* **Passage provided**

◆ ◆ ◆ ◆ ◆

PostgreSQL Advanced Features

This guide covers advanced PostgreSQL features available in Datablast SQL tasks, including JSON support, window functions, custom functions, and advanced data types.

Overview

PostgreSQL provides advanced features that enable complex data processing, analytics, and custom logic. These features include JSON support, window functions, custom functions, and advanced data types.

Key Advanced Features

JSON Support: Native JSON and JSONB data types
Window Functions: Advanced analytical functions
Custom Functions: User-defined functions and procedures
Advanced Data Types: Arrays, ranges, and custom types
CTEs: Common Table Expressions for complex queries

JSON Support

JSONB Data Type

PostgreSQL’s JSONB data type provides efficient storage and querying of JSON data.

Creating JSONB Columns

-- Create table with JSONB column
CREATE TABLE user_sessions (
    user_id VARCHAR,
    session_id VARCHAR,
    properties JSONB,
    created_at TIMESTAMP DEFAULT NOW()

◆ ◆ ◆ ◆ ◆

* **Records supplied**
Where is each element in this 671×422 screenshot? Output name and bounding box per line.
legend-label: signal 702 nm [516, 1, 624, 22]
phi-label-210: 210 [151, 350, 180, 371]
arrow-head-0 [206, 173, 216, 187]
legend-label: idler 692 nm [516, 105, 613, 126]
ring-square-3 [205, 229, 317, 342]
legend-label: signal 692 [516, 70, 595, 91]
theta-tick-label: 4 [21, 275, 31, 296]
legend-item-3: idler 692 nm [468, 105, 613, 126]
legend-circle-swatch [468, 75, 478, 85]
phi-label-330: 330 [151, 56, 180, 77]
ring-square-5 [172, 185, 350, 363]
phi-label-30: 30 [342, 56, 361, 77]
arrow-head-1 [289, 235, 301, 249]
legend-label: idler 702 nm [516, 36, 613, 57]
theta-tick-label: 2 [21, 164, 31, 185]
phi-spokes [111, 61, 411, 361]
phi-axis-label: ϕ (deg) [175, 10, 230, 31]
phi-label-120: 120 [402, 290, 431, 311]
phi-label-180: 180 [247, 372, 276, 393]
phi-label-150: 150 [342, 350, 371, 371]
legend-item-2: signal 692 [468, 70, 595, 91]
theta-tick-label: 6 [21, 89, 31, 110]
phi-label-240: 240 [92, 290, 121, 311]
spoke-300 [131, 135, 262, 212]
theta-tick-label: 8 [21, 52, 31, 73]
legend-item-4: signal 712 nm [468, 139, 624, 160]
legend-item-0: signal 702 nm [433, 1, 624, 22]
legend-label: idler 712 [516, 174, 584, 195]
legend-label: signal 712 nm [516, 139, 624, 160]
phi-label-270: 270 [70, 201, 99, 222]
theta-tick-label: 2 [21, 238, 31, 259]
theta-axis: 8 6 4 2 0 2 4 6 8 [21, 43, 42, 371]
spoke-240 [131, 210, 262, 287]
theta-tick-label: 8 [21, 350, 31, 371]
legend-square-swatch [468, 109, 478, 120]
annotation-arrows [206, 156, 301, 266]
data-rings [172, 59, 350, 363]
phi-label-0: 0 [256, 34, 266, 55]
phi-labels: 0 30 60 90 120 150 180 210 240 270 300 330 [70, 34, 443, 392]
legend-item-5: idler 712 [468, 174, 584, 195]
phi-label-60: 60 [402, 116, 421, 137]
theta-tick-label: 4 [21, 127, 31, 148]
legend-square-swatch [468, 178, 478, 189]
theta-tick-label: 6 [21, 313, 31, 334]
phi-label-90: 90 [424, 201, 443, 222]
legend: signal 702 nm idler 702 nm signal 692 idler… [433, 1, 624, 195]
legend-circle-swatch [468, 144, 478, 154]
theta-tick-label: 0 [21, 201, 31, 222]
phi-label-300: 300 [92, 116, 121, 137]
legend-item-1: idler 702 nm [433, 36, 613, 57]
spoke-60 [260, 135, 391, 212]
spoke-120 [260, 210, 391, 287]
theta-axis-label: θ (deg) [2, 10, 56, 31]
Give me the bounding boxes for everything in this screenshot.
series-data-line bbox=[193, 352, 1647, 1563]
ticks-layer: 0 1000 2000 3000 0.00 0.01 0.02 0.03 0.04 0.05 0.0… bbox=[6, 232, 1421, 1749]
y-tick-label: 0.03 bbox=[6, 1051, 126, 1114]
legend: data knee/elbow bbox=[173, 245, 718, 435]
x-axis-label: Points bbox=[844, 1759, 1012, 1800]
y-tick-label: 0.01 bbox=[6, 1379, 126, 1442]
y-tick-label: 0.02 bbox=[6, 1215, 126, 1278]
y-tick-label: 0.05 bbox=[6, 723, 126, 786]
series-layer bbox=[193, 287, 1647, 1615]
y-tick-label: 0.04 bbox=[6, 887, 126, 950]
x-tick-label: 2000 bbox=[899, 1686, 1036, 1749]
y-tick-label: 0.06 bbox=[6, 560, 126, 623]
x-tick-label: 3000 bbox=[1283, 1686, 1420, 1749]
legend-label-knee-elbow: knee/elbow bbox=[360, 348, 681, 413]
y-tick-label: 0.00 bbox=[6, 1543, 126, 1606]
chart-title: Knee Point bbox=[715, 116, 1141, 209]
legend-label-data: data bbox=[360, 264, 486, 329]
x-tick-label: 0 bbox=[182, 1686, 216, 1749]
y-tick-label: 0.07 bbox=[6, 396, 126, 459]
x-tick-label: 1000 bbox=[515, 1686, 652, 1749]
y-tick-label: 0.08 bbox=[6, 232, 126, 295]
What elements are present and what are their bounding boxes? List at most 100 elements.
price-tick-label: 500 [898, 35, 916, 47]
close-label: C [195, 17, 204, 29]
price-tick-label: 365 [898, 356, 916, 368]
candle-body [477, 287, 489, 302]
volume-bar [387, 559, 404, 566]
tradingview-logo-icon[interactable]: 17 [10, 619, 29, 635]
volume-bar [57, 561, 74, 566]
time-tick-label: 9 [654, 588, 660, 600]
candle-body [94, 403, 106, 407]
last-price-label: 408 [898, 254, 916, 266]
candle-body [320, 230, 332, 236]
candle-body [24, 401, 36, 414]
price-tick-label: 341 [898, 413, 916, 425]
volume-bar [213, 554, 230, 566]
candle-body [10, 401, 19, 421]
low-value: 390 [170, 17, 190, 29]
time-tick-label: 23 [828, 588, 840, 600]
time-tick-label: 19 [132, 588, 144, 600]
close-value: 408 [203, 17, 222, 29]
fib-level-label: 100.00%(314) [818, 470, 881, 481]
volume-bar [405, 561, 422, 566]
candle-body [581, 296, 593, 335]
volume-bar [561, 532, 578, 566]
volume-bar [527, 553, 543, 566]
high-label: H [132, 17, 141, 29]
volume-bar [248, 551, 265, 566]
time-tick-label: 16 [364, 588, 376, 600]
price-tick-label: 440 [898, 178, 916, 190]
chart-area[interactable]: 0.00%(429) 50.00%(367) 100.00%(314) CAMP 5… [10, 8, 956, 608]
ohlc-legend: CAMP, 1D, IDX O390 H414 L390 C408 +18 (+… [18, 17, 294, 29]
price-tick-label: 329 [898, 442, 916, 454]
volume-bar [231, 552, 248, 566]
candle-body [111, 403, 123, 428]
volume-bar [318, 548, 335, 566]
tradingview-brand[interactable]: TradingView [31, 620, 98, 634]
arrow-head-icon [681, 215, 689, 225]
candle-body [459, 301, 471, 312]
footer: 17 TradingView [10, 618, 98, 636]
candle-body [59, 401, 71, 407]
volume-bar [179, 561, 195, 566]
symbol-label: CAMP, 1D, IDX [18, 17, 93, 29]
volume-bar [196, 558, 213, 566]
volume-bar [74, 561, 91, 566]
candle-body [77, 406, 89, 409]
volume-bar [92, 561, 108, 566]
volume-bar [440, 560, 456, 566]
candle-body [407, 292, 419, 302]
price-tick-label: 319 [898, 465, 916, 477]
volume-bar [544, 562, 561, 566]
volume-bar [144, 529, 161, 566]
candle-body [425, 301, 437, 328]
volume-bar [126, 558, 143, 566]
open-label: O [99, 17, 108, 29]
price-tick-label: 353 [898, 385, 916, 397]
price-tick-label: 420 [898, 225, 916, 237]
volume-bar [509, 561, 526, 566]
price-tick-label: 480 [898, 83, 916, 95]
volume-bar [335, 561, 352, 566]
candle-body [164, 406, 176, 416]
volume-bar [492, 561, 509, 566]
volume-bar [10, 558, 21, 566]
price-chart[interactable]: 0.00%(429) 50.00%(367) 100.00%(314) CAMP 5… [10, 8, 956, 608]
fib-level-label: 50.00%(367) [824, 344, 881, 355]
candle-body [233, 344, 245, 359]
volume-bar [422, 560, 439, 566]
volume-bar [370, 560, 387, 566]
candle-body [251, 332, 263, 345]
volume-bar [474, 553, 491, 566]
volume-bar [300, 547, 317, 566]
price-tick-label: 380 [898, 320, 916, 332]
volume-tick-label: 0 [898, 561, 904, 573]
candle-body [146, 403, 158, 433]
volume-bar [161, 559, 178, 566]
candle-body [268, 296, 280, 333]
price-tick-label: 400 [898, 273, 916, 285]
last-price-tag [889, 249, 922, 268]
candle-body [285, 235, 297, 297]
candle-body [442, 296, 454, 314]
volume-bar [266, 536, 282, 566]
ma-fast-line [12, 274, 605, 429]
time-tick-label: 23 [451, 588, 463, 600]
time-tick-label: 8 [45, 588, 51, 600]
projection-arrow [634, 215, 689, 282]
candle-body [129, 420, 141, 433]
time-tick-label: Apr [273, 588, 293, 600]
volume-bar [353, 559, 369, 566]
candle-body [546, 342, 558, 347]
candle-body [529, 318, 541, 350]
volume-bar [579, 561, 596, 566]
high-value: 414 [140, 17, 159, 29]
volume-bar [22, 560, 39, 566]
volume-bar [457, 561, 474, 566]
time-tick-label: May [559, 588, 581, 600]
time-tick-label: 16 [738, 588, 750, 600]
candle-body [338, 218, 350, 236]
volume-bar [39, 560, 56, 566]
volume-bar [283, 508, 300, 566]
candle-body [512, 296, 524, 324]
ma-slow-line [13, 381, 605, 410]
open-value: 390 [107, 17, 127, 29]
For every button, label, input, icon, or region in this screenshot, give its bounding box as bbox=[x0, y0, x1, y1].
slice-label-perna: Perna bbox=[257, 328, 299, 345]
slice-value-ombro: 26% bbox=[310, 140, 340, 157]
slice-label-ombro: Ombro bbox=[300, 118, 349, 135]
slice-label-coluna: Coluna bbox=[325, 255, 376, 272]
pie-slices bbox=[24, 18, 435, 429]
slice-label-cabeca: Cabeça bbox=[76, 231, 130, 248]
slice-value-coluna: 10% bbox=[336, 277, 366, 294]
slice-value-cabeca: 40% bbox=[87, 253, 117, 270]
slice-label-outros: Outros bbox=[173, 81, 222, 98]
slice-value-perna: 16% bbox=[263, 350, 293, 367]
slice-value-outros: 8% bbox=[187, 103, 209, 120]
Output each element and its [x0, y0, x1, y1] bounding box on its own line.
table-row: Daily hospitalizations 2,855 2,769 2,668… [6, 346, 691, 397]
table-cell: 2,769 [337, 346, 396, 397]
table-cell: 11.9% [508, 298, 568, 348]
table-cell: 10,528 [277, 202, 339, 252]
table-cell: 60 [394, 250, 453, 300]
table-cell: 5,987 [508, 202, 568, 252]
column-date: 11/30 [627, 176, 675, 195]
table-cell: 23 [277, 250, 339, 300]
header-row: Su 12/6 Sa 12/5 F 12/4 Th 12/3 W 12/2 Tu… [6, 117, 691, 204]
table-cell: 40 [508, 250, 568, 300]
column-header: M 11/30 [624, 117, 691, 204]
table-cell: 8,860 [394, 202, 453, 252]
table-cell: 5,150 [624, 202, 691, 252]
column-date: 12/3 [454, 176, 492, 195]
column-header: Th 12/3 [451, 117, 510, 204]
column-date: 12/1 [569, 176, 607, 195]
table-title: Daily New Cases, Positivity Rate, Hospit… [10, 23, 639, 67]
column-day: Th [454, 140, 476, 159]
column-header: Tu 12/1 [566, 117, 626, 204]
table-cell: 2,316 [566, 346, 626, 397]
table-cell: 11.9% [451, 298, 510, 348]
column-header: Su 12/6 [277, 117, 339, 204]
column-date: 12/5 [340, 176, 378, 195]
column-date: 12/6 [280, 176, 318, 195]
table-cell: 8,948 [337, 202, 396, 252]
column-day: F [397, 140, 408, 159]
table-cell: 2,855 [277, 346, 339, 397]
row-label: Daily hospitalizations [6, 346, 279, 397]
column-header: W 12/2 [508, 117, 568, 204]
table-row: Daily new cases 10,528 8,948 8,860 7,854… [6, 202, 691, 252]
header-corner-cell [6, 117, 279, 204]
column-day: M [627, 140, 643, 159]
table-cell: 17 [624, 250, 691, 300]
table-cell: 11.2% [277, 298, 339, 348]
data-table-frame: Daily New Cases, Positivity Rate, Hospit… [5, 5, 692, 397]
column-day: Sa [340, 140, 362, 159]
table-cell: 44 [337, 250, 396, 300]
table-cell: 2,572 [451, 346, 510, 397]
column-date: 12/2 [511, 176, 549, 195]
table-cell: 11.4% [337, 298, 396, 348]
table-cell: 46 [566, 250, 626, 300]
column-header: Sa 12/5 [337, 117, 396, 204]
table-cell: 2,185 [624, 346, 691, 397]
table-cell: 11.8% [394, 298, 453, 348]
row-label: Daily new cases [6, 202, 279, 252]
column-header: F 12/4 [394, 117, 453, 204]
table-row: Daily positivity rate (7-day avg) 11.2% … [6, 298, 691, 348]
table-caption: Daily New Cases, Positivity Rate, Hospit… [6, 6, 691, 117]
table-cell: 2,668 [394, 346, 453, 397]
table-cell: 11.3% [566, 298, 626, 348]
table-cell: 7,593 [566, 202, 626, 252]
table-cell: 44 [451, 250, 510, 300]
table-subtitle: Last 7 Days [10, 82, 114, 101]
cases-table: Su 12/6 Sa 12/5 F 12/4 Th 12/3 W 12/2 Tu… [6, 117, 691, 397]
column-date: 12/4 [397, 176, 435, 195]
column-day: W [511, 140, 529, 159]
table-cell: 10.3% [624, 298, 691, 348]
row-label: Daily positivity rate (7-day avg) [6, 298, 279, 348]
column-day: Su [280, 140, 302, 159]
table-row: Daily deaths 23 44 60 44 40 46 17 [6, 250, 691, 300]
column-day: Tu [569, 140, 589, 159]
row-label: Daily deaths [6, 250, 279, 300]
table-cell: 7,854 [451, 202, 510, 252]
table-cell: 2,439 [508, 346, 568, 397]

◆ ◆ ◆ ◆ ◆

* **Direction 1**
According to the PostgreSQL guide, what does the JSONB data type provide?
* **Direction 2**
Reproduce the PostgreSQL guide word for word, from "Key Advanced Features" up to and including "of JSON data.".

* **Exercise output 1**
It provides efficient storage and querying of JSON data.

* **Exercise output 2**
Key Advanced Features

JSON Support: Native JSON and JSONB data types
Window Functions: Advanced analytical functions
Custom Functions: User-defined functions and procedures
Advanced Data Types: Arrays, ranges, and custom types
CTEs: Common Table Expressions for complex queries

JSON Support

JSONB Data Type

PostgreSQL’s JSONB data type provides efficient storage and querying of JSON data.